Exercise -
Each entry below is to be printed verbatim.

Provided entries -
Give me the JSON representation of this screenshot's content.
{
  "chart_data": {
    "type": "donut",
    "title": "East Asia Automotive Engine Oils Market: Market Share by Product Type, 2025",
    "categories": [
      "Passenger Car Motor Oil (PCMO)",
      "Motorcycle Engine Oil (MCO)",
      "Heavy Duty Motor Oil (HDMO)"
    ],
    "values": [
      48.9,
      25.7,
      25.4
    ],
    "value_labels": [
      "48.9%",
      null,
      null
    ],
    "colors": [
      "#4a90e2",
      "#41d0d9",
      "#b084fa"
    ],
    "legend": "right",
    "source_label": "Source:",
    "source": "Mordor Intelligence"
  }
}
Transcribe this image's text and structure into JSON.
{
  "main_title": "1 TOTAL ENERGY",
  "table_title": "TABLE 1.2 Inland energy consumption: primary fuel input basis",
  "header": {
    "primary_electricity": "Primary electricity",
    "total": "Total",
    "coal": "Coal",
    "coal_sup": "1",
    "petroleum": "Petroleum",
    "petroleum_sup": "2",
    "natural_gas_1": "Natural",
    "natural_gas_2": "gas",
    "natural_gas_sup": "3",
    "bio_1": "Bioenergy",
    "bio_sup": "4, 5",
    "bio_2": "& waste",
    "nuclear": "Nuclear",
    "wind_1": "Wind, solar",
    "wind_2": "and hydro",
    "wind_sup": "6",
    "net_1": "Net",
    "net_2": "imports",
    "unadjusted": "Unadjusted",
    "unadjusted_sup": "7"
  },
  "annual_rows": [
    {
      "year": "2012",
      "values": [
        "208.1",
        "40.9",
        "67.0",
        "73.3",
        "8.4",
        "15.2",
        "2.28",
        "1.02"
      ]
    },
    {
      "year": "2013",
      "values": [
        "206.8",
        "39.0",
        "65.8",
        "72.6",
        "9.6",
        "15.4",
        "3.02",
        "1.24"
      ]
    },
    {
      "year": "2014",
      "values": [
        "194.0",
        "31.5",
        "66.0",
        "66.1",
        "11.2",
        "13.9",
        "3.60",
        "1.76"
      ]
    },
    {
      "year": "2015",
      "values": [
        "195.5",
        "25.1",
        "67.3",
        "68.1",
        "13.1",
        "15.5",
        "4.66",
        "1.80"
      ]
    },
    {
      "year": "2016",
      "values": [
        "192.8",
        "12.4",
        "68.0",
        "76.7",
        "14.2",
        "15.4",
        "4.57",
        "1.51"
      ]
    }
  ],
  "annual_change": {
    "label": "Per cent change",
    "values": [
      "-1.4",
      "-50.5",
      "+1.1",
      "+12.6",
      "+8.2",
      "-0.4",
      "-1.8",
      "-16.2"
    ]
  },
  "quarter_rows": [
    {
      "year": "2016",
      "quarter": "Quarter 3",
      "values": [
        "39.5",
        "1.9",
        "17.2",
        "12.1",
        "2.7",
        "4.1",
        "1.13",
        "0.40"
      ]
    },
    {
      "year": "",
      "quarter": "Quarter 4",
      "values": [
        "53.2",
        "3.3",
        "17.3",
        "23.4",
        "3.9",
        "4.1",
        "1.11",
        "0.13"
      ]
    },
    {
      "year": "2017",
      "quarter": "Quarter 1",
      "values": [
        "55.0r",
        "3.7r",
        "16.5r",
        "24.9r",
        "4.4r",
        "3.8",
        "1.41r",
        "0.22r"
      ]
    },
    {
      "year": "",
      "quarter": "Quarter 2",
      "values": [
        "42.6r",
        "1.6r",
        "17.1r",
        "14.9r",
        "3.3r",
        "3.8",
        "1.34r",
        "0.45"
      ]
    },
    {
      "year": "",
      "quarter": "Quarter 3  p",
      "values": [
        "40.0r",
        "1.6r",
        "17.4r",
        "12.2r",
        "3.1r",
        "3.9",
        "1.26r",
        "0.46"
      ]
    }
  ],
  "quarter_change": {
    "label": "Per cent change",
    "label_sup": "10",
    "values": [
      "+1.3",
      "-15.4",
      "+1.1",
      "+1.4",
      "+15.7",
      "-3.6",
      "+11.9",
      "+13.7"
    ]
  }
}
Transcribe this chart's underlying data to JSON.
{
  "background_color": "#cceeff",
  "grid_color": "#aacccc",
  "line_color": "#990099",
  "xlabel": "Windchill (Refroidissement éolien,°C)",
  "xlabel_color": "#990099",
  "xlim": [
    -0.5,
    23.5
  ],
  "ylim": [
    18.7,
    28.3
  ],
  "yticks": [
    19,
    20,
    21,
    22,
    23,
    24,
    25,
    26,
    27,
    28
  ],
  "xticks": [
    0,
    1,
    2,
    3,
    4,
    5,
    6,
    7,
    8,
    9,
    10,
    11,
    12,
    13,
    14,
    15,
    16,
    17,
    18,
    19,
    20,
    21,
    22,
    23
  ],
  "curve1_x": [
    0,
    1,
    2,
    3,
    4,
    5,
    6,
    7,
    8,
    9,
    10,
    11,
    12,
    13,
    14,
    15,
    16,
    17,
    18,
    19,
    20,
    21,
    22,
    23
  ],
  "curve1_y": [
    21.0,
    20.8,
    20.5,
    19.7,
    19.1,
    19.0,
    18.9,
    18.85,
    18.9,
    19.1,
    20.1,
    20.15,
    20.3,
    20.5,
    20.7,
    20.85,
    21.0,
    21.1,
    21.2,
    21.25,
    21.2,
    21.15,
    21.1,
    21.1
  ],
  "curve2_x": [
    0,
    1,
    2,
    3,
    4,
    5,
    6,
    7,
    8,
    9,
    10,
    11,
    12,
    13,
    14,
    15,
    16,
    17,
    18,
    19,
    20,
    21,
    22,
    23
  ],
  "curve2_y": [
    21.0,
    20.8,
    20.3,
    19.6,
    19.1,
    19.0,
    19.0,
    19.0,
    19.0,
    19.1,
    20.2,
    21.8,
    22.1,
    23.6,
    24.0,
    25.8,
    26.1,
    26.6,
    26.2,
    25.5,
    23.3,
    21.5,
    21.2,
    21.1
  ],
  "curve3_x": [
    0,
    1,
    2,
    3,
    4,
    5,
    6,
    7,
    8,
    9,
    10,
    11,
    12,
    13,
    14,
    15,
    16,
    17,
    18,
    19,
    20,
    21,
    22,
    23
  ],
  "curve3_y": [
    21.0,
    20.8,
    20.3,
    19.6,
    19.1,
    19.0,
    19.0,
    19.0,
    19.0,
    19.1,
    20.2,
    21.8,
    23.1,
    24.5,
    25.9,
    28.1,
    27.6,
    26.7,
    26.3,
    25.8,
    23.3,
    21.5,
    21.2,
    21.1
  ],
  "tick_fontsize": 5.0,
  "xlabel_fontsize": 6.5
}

Full output -
Give me the JSON representation of this screenshot's content.
{
  "chart_data": {
    "type": "donut",
    "title": "East Asia Automotive Engine Oils Market: Market Share by Product Type, 2025",
    "categories": [
      "Passenger Car Motor Oil (PCMO)",
      "Motorcycle Engine Oil (MCO)",
      "Heavy Duty Motor Oil (HDMO)"
    ],
    "values": [
      48.9,
      25.7,
      25.4
    ],
    "value_labels": [
      "48.9%",
      null,
      null
    ],
    "colors": [
      "#4a90e2",
      "#41d0d9",
      "#b084fa"
    ],
    "legend": "right",
    "source_label": "Source:",
    "source": "Mordor Intelligence"
  }
}
Transcribe this image's text and structure into JSON.
{
  "main_title": "1 TOTAL ENERGY",
  "table_title": "TABLE 1.2 Inland energy consumption: primary fuel input basis",
  "header": {
    "primary_electricity": "Primary electricity",
    "total": "Total",
    "coal": "Coal",
    "coal_sup": "1",
    "petroleum": "Petroleum",
    "petroleum_sup": "2",
    "natural_gas_1": "Natural",
    "natural_gas_2": "gas",
    "natural_gas_sup": "3",
    "bio_1": "Bioenergy",
    "bio_sup": "4, 5",
    "bio_2": "& waste",
    "nuclear": "Nuclear",
    "wind_1": "Wind, solar",
    "wind_2": "and hydro",
    "wind_sup": "6",
    "net_1": "Net",
    "net_2": "imports",
    "unadjusted": "Unadjusted",
    "unadjusted_sup": "7"
  },
  "annual_rows": [
    {
      "year": "2012",
      "values": [
        "208.1",
        "40.9",
        "67.0",
        "73.3",
        "8.4",
        "15.2",
        "2.28",
        "1.02"
      ]
    },
    {
      "year": "2013",
      "values": [
        "206.8",
        "39.0",
        "65.8",
        "72.6",
        "9.6",
        "15.4",
        "3.02",
        "1.24"
      ]
    },
    {
      "year": "2014",
      "values": [
        "194.0",
        "31.5",
        "66.0",
        "66.1",
        "11.2",
        "13.9",
        "3.60",
        "1.76"
      ]
    },
    {
      "year": "2015",
      "values": [
        "195.5",
        "25.1",
        "67.3",
        "68.1",
        "13.1",
        "15.5",
        "4.66",
        "1.80"
      ]
    },
    {
      "year": "2016",
      "values": [
        "192.8",
        "12.4",
        "68.0",
        "76.7",
        "14.2",
        "15.4",
        "4.57",
        "1.51"
      ]
    }
  ],
  "annual_change": {
    "label": "Per cent change",
    "values": [
      "-1.4",
      "-50.5",
      "+1.1",
      "+12.6",
      "+8.2",
      "-0.4",
      "-1.8",
      "-16.2"
    ]
  },
  "quarter_rows": [
    {
      "year": "2016",
      "quarter": "Quarter 3",
      "values": [
        "39.5",
        "1.9",
        "17.2",
        "12.1",
        "2.7",
        "4.1",
        "1.13",
        "0.40"
      ]
    },
    {
      "year": "",
      "quarter": "Quarter 4",
      "values": [
        "53.2",
        "3.3",
        "17.3",
        "23.4",
        "3.9",
        "4.1",
        "1.11",
        "0.13"
      ]
    },
    {
      "year": "2017",
      "quarter": "Quarter 1",
      "values": [
        "55.0r",
        "3.7r",
        "16.5r",
        "24.9r",
        "4.4r",
        "3.8",
        "1.41r",
        "0.22r"
      ]
    },
    {
      "year": "",
      "quarter": "Quarter 2",
      "values": [
        "42.6r",
        "1.6r",
        "17.1r",
        "14.9r",
        "3.3r",
        "3.8",
        "1.34r",
        "0.45"
      ]
    },
    {
      "year": "",
      "quarter": "Quarter 3  p",
      "values": [
        "40.0r",
        "1.6r",
        "17.4r",
        "12.2r",
        "3.1r",
        "3.9",
        "1.26r",
        "0.46"
      ]
    }
  ],
  "quarter_change": {
    "label": "Per cent change",
    "label_sup": "10",
    "values": [
      "+1.3",
      "-15.4",
      "+1.1",
      "+1.4",
      "+15.7",
      "-3.6",
      "+11.9",
      "+13.7"
    ]
  }
}
Transcribe this chart's underlying data to JSON.
{
  "background_color": "#cceeff",
  "grid_color": "#aacccc",
  "line_color": "#990099",
  "xlabel": "Windchill (Refroidissement éolien,°C)",
  "xlabel_color": "#990099",
  "xlim": [
    -0.5,
    23.5
  ],
  "ylim": [
    18.7,
    28.3
  ],
  "yticks": [
    19,
    20,
    21,
    22,
    23,
    24,
    25,
    26,
    27,
    28
  ],
  "xticks": [
    0,
    1,
    2,
    3,
    4,
    5,
    6,
    7,
    8,
    9,
    10,
    11,
    12,
    13,
    14,
    15,
    16,
    17,
    18,
    19,
    20,
    21,
    22,
    23
  ],
  "curve1_x": [
    0,
    1,
    2,
    3,
    4,
    5,
    6,
    7,
    8,
    9,
    10,
    11,
    12,
    13,
    14,
    15,
    16,
    17,
    18,
    19,
    20,
    21,
    22,
    23
  ],
  "curve1_y": [
    21.0,
    20.8,
    20.5,
    19.7,
    19.1,
    19.0,
    18.9,
    18.85,
    18.9,
    19.1,
    20.1,
    20.15,
    20.3,
    20.5,
    20.7,
    20.85,
    21.0,
    21.1,
    21.2,
    21.25,
    21.2,
    21.15,
    21.1,
    21.1
  ],
  "curve2_x": [
    0,
    1,
    2,
    3,
    4,
    5,
    6,
    7,
    8,
    9,
    10,
    11,
    12,
    13,
    14,
    15,
    16,
    17,
    18,
    19,
    20,
    21,
    22,
    23
  ],
  "curve2_y": [
    21.0,
    20.8,
    20.3,
    19.6,
    19.1,
    19.0,
    19.0,
    19.0,
    19.0,
    19.1,
    20.2,
    21.8,
    22.1,
    23.6,
    24.0,
    25.8,
    26.1,
    26.6,
    26.2,
    25.5,
    23.3,
    21.5,
    21.2,
    21.1
  ],
  "curve3_x": [
    0,
    1,
    2,
    3,
    4,
    5,
    6,
    7,
    8,
    9,
    10,
    11,
    12,
    13,
    14,
    15,
    16,
    17,
    18,
    19,
    20,
    21,
    22,
    23
  ],
  "curve3_y": [
    21.0,
    20.8,
    20.3,
    19.6,
    19.1,
    19.0,
    19.0,
    19.0,
    19.0,
    19.1,
    20.2,
    21.8,
    23.1,
    24.5,
    25.9,
    28.1,
    27.6,
    26.7,
    26.3,
    25.8,
    23.3,
    21.5,
    21.2,
    21.1
  ],
  "tick_fontsize": 5.0,
  "xlabel_fontsize": 6.5
}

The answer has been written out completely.